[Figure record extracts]
^^^^

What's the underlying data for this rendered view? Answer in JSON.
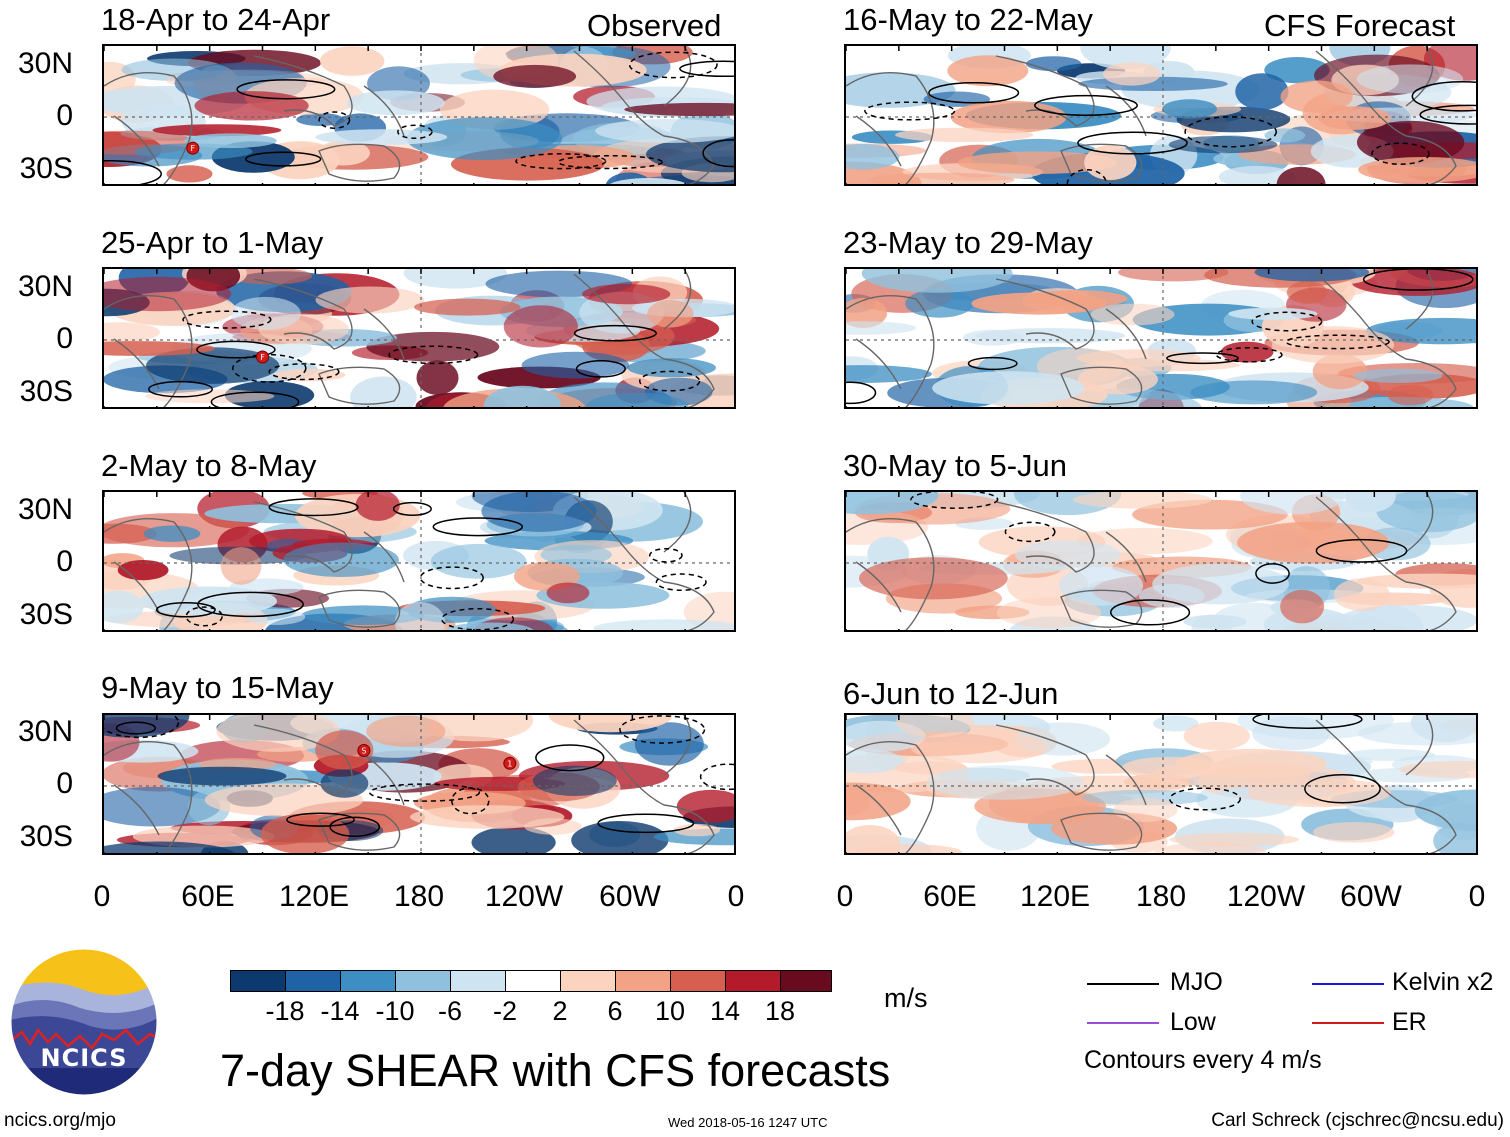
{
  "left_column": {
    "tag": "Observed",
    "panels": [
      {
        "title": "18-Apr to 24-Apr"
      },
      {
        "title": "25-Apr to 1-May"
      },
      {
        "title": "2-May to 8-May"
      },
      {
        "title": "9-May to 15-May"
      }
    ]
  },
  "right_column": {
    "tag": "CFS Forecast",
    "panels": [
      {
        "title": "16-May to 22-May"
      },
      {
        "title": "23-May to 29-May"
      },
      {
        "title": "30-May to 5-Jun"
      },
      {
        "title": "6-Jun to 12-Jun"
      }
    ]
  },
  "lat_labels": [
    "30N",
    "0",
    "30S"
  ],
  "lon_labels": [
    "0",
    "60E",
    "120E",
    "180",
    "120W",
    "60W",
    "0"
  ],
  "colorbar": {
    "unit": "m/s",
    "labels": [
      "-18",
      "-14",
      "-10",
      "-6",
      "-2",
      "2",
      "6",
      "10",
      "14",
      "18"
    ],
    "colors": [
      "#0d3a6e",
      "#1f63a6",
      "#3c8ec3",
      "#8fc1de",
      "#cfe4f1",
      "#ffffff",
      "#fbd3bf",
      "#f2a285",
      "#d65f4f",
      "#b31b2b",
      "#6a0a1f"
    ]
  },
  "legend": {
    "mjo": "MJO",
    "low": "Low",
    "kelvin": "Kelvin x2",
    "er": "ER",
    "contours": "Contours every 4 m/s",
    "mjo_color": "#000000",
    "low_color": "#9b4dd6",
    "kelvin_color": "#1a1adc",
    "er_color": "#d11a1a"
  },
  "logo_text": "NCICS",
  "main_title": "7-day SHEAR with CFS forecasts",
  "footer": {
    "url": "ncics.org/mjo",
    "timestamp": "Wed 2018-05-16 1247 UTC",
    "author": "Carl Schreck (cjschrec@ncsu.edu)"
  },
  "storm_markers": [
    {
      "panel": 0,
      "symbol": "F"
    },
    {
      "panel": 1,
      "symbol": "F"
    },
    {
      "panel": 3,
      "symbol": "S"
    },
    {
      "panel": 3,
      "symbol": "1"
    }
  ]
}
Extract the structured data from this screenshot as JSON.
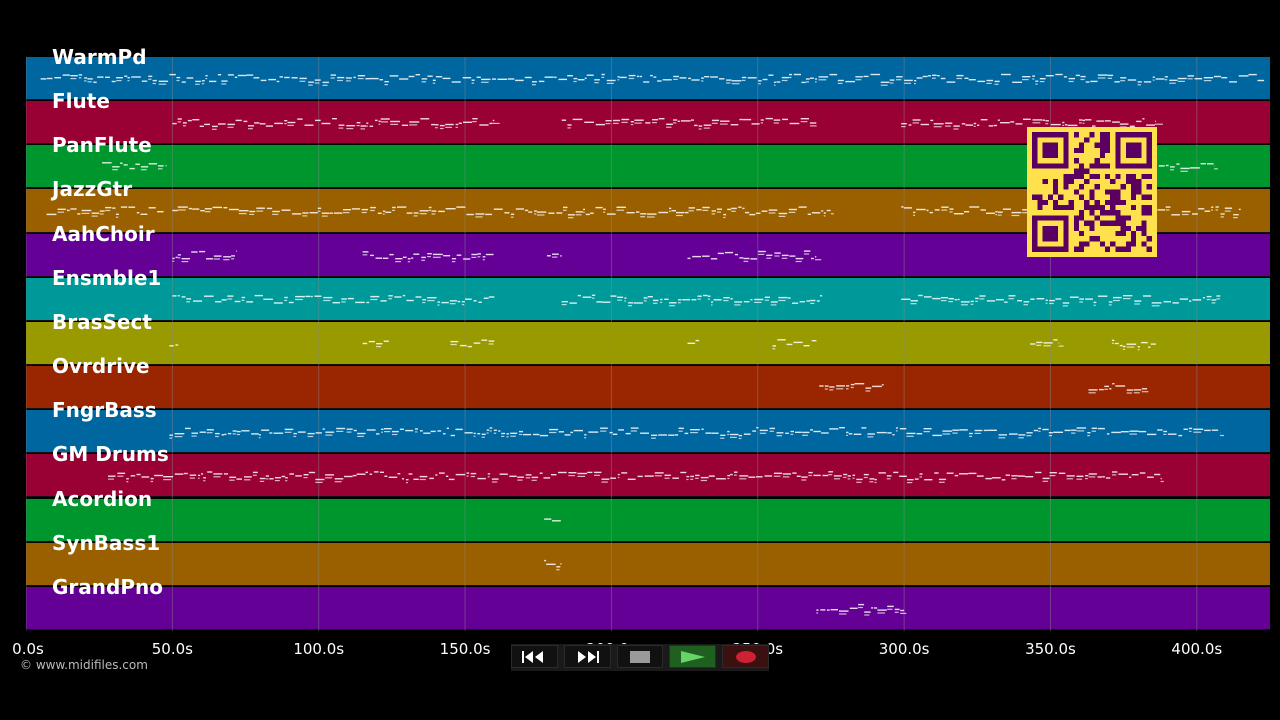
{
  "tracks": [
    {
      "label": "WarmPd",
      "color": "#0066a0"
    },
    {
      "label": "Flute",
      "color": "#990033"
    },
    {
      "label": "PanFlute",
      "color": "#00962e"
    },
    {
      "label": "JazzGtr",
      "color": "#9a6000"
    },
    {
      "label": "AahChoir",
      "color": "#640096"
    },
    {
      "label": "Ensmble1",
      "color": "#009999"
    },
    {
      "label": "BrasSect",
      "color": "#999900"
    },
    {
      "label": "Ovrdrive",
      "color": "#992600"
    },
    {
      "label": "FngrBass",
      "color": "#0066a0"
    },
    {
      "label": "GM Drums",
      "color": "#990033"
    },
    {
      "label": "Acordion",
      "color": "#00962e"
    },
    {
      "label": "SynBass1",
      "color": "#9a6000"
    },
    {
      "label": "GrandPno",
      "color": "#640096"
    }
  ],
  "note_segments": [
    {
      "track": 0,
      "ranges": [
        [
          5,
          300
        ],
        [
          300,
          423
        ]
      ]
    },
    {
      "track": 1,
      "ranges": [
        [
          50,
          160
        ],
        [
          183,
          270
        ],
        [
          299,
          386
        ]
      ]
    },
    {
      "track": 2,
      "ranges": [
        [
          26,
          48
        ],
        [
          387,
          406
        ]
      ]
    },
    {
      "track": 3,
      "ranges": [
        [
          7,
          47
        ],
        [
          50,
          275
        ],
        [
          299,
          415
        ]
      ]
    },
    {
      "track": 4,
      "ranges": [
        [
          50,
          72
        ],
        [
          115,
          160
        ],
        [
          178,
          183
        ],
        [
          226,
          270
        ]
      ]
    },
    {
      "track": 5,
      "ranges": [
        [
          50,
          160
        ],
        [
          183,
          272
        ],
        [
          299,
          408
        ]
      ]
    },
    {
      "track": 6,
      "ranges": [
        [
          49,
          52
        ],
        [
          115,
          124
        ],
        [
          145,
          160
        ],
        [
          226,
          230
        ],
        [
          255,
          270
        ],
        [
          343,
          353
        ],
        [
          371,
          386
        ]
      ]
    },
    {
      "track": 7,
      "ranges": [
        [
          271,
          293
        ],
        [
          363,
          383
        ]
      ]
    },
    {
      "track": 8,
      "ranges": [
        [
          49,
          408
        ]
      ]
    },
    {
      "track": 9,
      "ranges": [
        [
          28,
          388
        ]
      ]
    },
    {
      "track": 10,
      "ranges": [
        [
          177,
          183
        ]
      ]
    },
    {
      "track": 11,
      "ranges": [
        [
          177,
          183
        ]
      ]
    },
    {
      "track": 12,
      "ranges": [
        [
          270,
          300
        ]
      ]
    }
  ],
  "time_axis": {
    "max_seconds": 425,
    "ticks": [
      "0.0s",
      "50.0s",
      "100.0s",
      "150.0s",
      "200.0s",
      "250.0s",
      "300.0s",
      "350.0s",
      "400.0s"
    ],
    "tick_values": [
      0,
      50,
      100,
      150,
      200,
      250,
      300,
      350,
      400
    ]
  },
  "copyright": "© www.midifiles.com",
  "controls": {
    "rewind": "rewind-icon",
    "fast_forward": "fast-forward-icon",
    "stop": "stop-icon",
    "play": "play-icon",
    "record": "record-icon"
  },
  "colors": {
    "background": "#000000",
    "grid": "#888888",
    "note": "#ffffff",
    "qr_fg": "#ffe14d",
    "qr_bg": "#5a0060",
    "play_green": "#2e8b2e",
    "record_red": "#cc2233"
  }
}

^^^^

◆ Set problem:
Reproduce the records, all of them, word for word; omit the pictures.

◆ Task output:
What's the underlying data for this rendered view? Answer in JSON.
{
  "left_column": {
    "tag": "Observed",
    "panels": [
      {
        "title": "18-Apr to 24-Apr"
      },
      {
        "title": "25-Apr to 1-May"
      },
      {
        "title": "2-May to 8-May"
      },
      {
        "title": "9-May to 15-May"
      }
    ]
  },
  "right_column": {
    "tag": "CFS Forecast",
    "panels": [
      {
        "title": "16-May to 22-May"
      },
      {
        "title": "23-May to 29-May"
      },
      {
        "title": "30-May to 5-Jun"
      },
      {
        "title": "6-Jun to 12-Jun"
      }
    ]
  },
  "lat_labels": [
    "30N",
    "0",
    "30S"
  ],
  "lon_labels": [
    "0",
    "60E",
    "120E",
    "180",
    "120W",
    "60W",
    "0"
  ],
  "colorbar": {
    "unit": "m/s",
    "labels": [
      "-18",
      "-14",
      "-10",
      "-6",
      "-2",
      "2",
      "6",
      "10",
      "14",
      "18"
    ],
    "colors": [
      "#0d3a6e",
      "#1f63a6",
      "#3c8ec3",
      "#8fc1de",
      "#cfe4f1",
      "#ffffff",
      "#fbd3bf",
      "#f2a285",
      "#d65f4f",
      "#b31b2b",
      "#6a0a1f"
    ]
  },
  "legend": {
    "mjo": "MJO",
    "low": "Low",
    "kelvin": "Kelvin x2",
    "er": "ER",
    "contours": "Contours every 4 m/s",
    "mjo_color": "#000000",
    "low_color": "#9b4dd6",
    "kelvin_color": "#1a1adc",
    "er_color": "#d11a1a"
  },
  "logo_text": "NCICS",
  "main_title": "7-day SHEAR with CFS forecasts",
  "footer": {
    "url": "ncics.org/mjo",
    "timestamp": "Wed 2018-05-16 1247 UTC",
    "author": "Carl Schreck (cjschrec@ncsu.edu)"
  },
  "storm_markers": [
    {
      "panel": 0,
      "symbol": "F"
    },
    {
      "panel": 1,
      "symbol": "F"
    },
    {
      "panel": 3,
      "symbol": "S"
    },
    {
      "panel": 3,
      "symbol": "1"
    }
  ]
}
Extract the structured data from this screenshot as JSON.
{
  "tracks": [
    {
      "label": "WarmPd",
      "color": "#0066a0"
    },
    {
      "label": "Flute",
      "color": "#990033"
    },
    {
      "label": "PanFlute",
      "color": "#00962e"
    },
    {
      "label": "JazzGtr",
      "color": "#9a6000"
    },
    {
      "label": "AahChoir",
      "color": "#640096"
    },
    {
      "label": "Ensmble1",
      "color": "#009999"
    },
    {
      "label": "BrasSect",
      "color": "#999900"
    },
    {
      "label": "Ovrdrive",
      "color": "#992600"
    },
    {
      "label": "FngrBass",
      "color": "#0066a0"
    },
    {
      "label": "GM Drums",
      "color": "#990033"
    },
    {
      "label": "Acordion",
      "color": "#00962e"
    },
    {
      "label": "SynBass1",
      "color": "#9a6000"
    },
    {
      "label": "GrandPno",
      "color": "#640096"
    }
  ],
  "note_segments": [
    {
      "track": 0,
      "ranges": [
        [
          5,
          300
        ],
        [
          300,
          423
        ]
      ]
    },
    {
      "track": 1,
      "ranges": [
        [
          50,
          160
        ],
        [
          183,
          270
        ],
        [
          299,
          386
        ]
      ]
    },
    {
      "track": 2,
      "ranges": [
        [
          26,
          48
        ],
        [
          387,
          406
        ]
      ]
    },
    {
      "track": 3,
      "ranges": [
        [
          7,
          47
        ],
        [
          50,
          275
        ],
        [
          299,
          415
        ]
      ]
    },
    {
      "track": 4,
      "ranges": [
        [
          50,
          72
        ],
        [
          115,
          160
        ],
        [
          178,
          183
        ],
        [
          226,
          270
        ]
      ]
    },
    {
      "track": 5,
      "ranges": [
        [
          50,
          160
        ],
        [
          183,
          272
        ],
        [
          299,
          408
        ]
      ]
    },
    {
      "track": 6,
      "ranges": [
        [
          49,
          52
        ],
        [
          115,
          124
        ],
        [
          145,
          160
        ],
        [
          226,
          230
        ],
        [
          255,
          270
        ],
        [
          343,
          353
        ],
        [
          371,
          386
        ]
      ]
    },
    {
      "track": 7,
      "ranges": [
        [
          271,
          293
        ],
        [
          363,
          383
        ]
      ]
    },
    {
      "track": 8,
      "ranges": [
        [
          49,
          408
        ]
      ]
    },
    {
      "track": 9,
      "ranges": [
        [
          28,
          388
        ]
      ]
    },
    {
      "track": 10,
      "ranges": [
        [
          177,
          183
        ]
      ]
    },
    {
      "track": 11,
      "ranges": [
        [
          177,
          183
        ]
      ]
    },
    {
      "track": 12,
      "ranges": [
        [
          270,
          300
        ]
      ]
    }
  ],
  "time_axis": {
    "max_seconds": 425,
    "ticks": [
      "0.0s",
      "50.0s",
      "100.0s",
      "150.0s",
      "200.0s",
      "250.0s",
      "300.0s",
      "350.0s",
      "400.0s"
    ],
    "tick_values": [
      0,
      50,
      100,
      150,
      200,
      250,
      300,
      350,
      400
    ]
  },
  "copyright": "© www.midifiles.com",
  "controls": {
    "rewind": "rewind-icon",
    "fast_forward": "fast-forward-icon",
    "stop": "stop-icon",
    "play": "play-icon",
    "record": "record-icon"
  },
  "colors": {
    "background": "#000000",
    "grid": "#888888",
    "note": "#ffffff",
    "qr_fg": "#ffe14d",
    "qr_bg": "#5a0060",
    "play_green": "#2e8b2e",
    "record_red": "#cc2233"
  }
}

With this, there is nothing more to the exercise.